_Recorded information_
┄┄┄┄┄┄┄┄┄┄┄┄┄┄┄┄┄┄┄┄
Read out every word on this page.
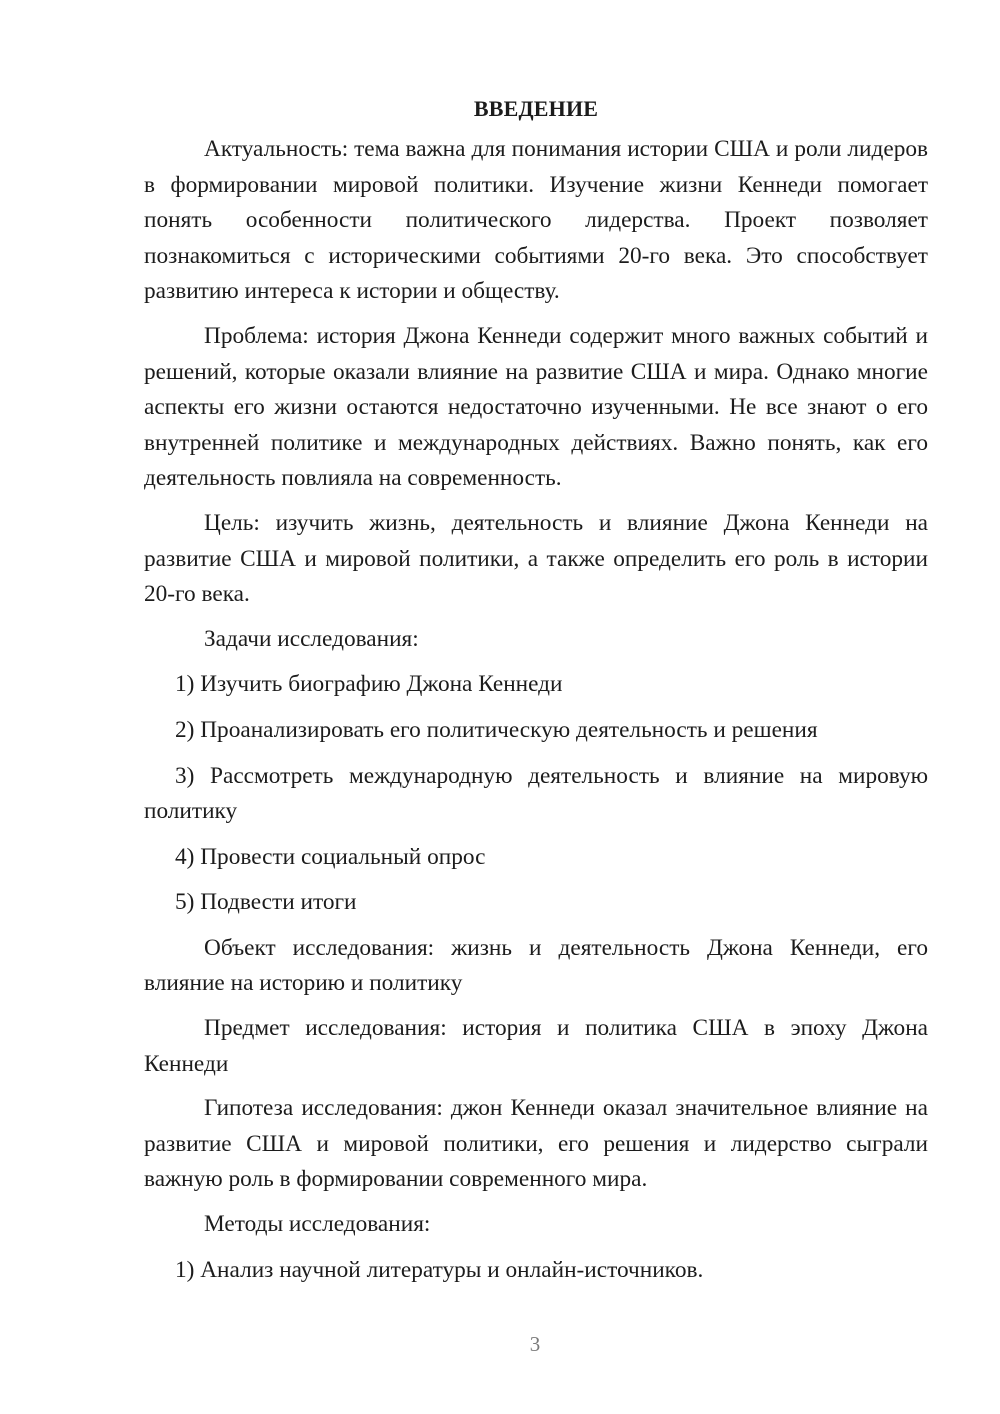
ВВЕДЕНИЕ

Актуальность: тема важна для понимания истории США и роли лидеров в формировании мировой политики. Изучение жизни Кеннеди помогает понять особенности политического лидерства. Проект позволяет познакомиться с историческими событиями 20-го века. Это способствует развитию интереса к истории и обществу.

Проблема: история Джона Кеннеди содержит много важных событий и решений, которые оказали влияние на развитие США и мира. Однако многие аспекты его жизни остаются недостаточно изученными. Не все знают о его внутренней политике и международных действиях. Важно понять, как его деятельность повлияла на современность.

Цель: изучить жизнь, деятельность и влияние Джона Кеннеди на развитие США и мировой политики, а также определить его роль в истории 20-го века.

Задачи исследования:

1) Изучить биографию Джона Кеннеди

2) Проанализировать его политическую деятельность и решения

3) Рассмотреть международную деятельность и влияние на мировую политику

4) Провести социальный опрос

5) Подвести итоги

Объект исследования: жизнь и деятельность Джона Кеннеди, его влияние на историю и политику

Предмет исследования: история и политика США в эпоху Джона Кеннеди

Гипотеза исследования: джон Кеннеди оказал значительное влияние на развитие США и мировой политики, его решения и лидерство сыграли важную роль в формировании современного мира.

Методы исследования:

1) Анализ научной литературы и онлайн-источников.

3
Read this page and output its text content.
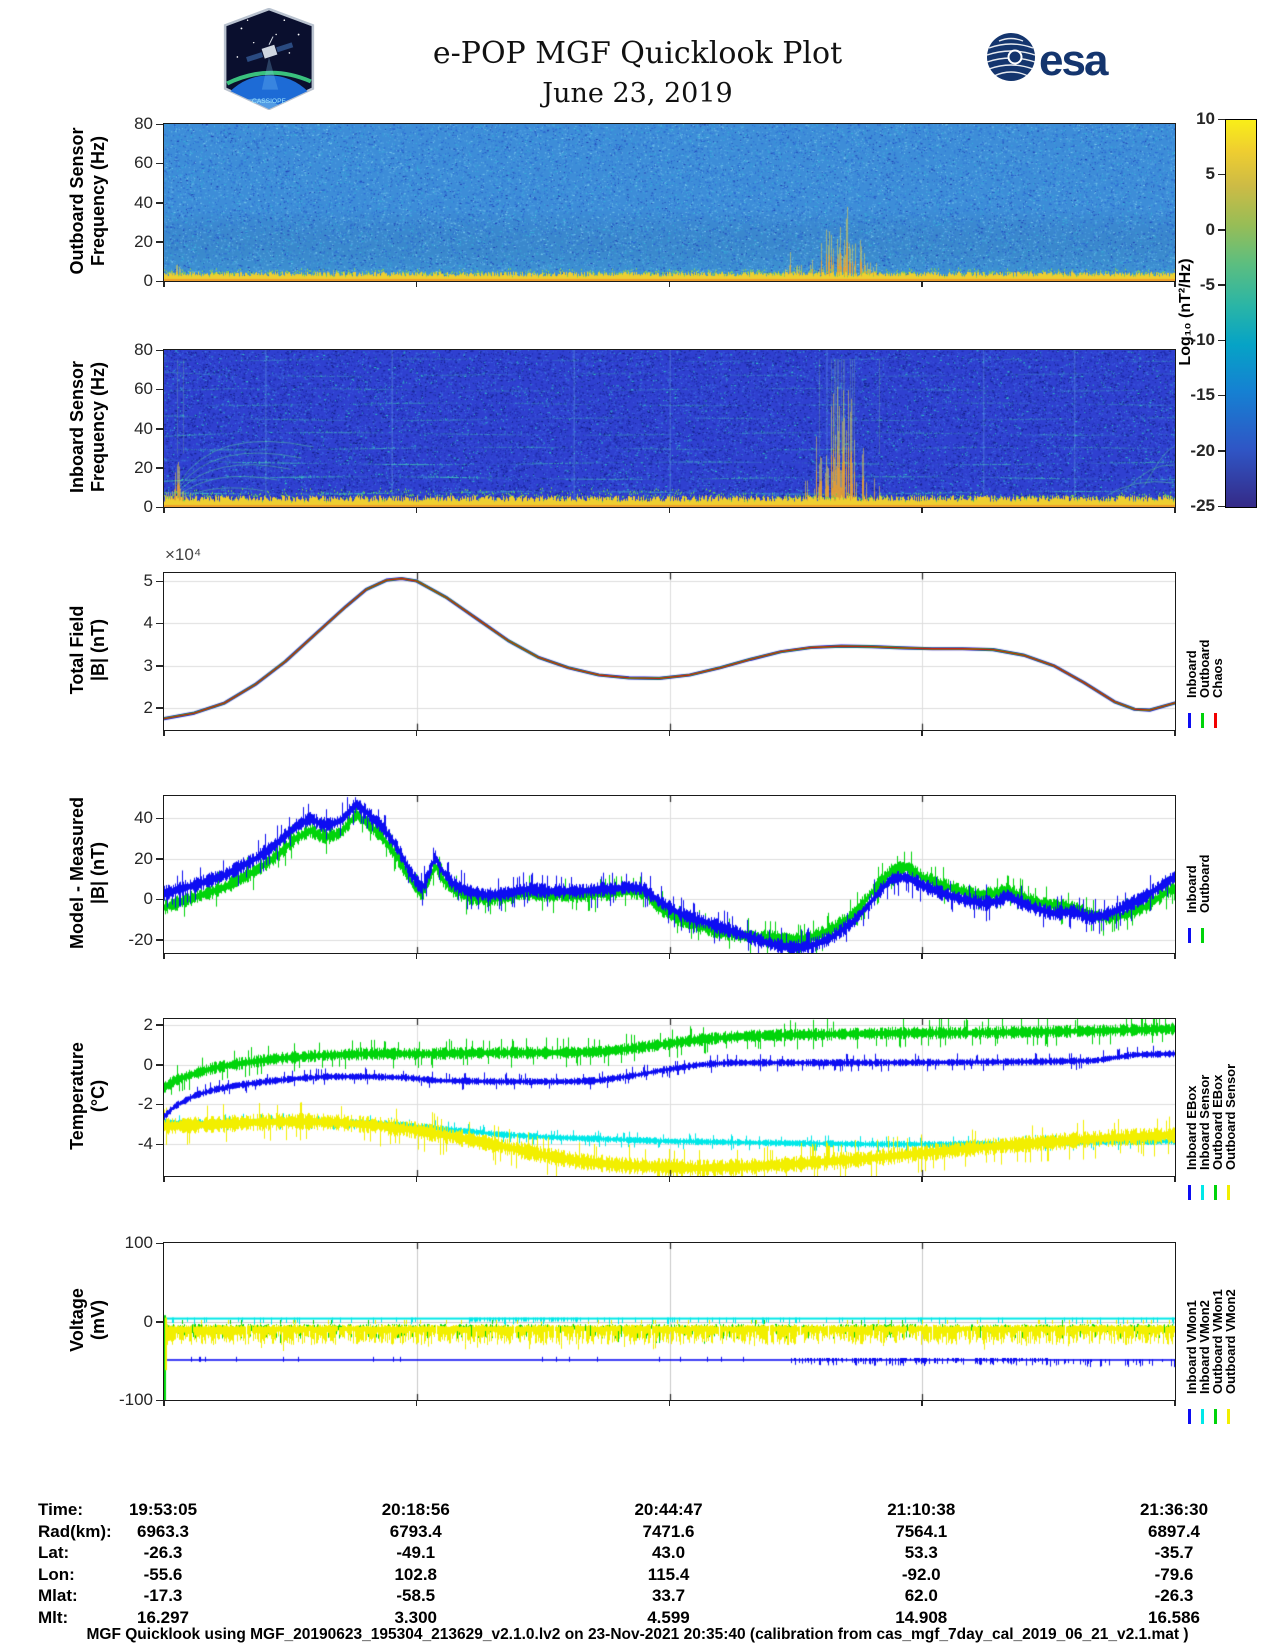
CASSIOPE
e-POP MGF Quicklook Plot
June 23, 2019
esa
Outboard Sensor Frequency (Hz)
Inboard Sensor Frequency (Hz)
Total Field |B| (nT)
Model - Measured |B| (nT)
Temperature (°C)
Voltage (mV)
×10⁴
Log₁₀ (nT²/Hz)
MGF Quicklook using MGF_20190623_195304_213629_v2.1.0.lv2 on 23-Nov-2021 20:35:40 (calibration from cas_mgf_7day_cal_2019_06_21_v2.1.mat )
0
20
40
60
80
0
20
40
60
80
2
3
4
5
Inboard
Outboard
Chaos
-20
0
20
40
Inboard
Outboard
-4
-2
0
2
Inboard EBox
Inboard Sensor
Outboard EBox
Outboard Sensor
-100
0
100
Inboard VMon1
Inboard VMon2
Outboard VMon1
Outboard VMon2
10
5
0
-5
-10
-15
-20
-25
Time:	19:53:05	20:18:56	20:44:47	21:10:38	21:36:30
Rad(km):	6963.3	6793.4	7471.6	7564.1	6897.4
Lat:	-26.3	-49.1	43.0	53.3	-35.7
Lon:	-55.6	102.8	115.4	-92.0	-79.6
Mlat:	-17.3	-58.5	33.7	62.0	-26.3
Mlt:	16.297	3.300	4.599	14.908	16.586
┄┄┄┄┄┄┄┄┄┄┄┄┄┄┄┄┄┄┄┄
_Work required_
Your output should consist solely of the lines from the line containing "Read this page and output its text content." through the last line of the entries, verbatim, minus any pictures.

_Written response_
Read this page and output its text content.
CASSIOPE
e-POP MGF Quicklook Plot
June 23, 2019
esa
Outboard Sensor Frequency (Hz)
Inboard Sensor Frequency (Hz)
Total Field |B| (nT)
Model - Measured |B| (nT)
Temperature (°C)
Voltage (mV)
×10⁴
Log₁₀ (nT²/Hz)
MGF Quicklook using MGF_20190623_195304_213629_v2.1.0.lv2 on 23-Nov-2021 20:35:40 (calibration from cas_mgf_7day_cal_2019_06_21_v2.1.mat )
0
20
40
60
80
0
20
40
60
80
2
3
4
5
Inboard
Outboard
Chaos
-20
0
20
40
Inboard
Outboard
-4
-2
0
2
Inboard EBox
Inboard Sensor
Outboard EBox
Outboard Sensor
-100
0
100
Inboard VMon1
Inboard VMon2
Outboard VMon1
Outboard VMon2
10
5
0
-5
-10
-15
-20
-25
Time:	19:53:05	20:18:56	20:44:47	21:10:38	21:36:30
Rad(km):	6963.3	6793.4	7471.6	7564.1	6897.4
Lat:	-26.3	-49.1	43.0	53.3	-35.7
Lon:	-55.6	102.8	115.4	-92.0	-79.6
Mlat:	-17.3	-58.5	33.7	62.0	-26.3
Mlt:	16.297	3.300	4.599	14.908	16.586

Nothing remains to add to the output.